→ **Extracted records**
- - -

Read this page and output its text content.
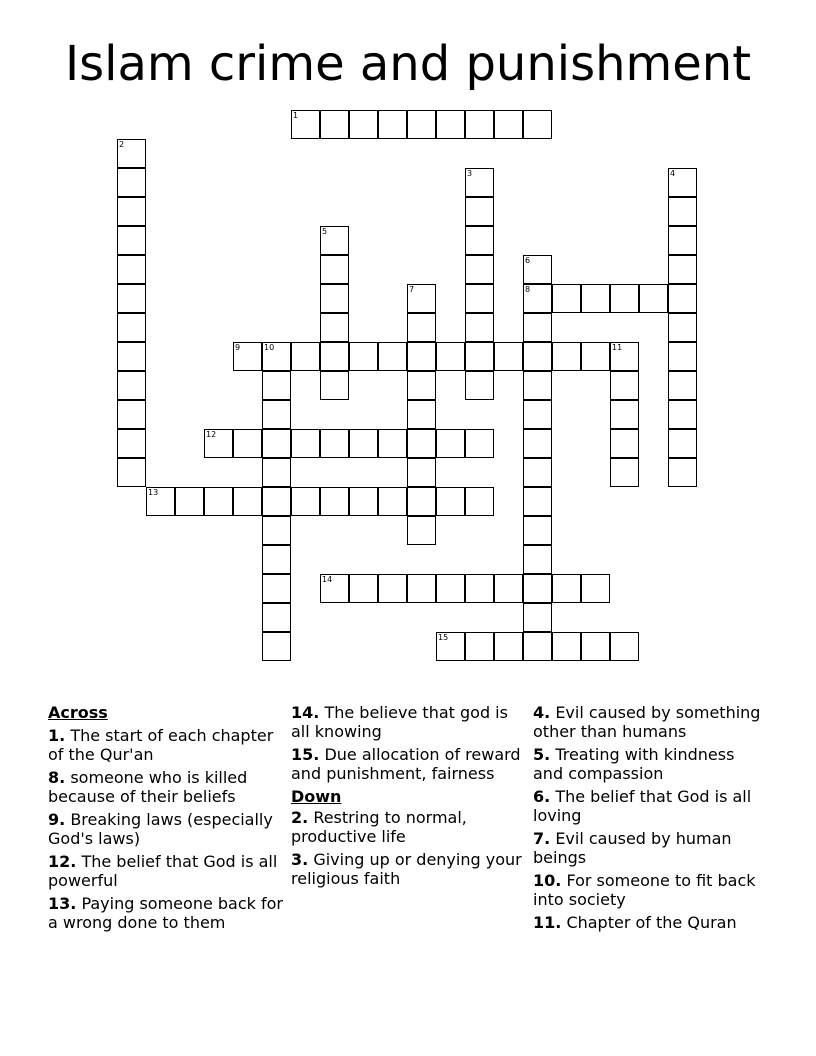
Islam crime and punishment
1
2
3	4
5
6
8
7
9	10	11
12
13
14
15
Across
1. The start of each chapter of the Qur'an
8. someone who is killed because of their beliefs
9. Breaking laws (especially God's laws)
12. The belief that God is all powerful
13. Paying someone back for a wrong done to them
14. The believe that god is all knowing
15. Due allocation of reward and punishment, fairness
Down
2. Restring to normal, productive life
3. Giving up or denying your religious faith
4. Evil caused by something other than humans
5. Treating with kindness and compassion
6. The belief that God is all loving
7. Evil caused by human beings
10. For someone to fit back into society
11. Chapter of the Quran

- - -

→ **What the task requires**
Copy every record above exactly, leaving out the pictures.

→ **Task solution**
Read this page and output its text content.
Islam crime and punishment
1
2
3	4
5
6
8
7
9	10	11
12
13
14
15
Across
1. The start of each chapter of the Qur'an
8. someone who is killed because of their beliefs
9. Breaking laws (especially God's laws)
12. The belief that God is all powerful
13. Paying someone back for a wrong done to them
14. The believe that god is all knowing
15. Due allocation of reward and punishment, fairness
Down
2. Restring to normal, productive life
3. Giving up or denying your religious faith
4. Evil caused by something other than humans
5. Treating with kindness and compassion
6. The belief that God is all loving
7. Evil caused by human beings
10. For someone to fit back into society
11. Chapter of the Quran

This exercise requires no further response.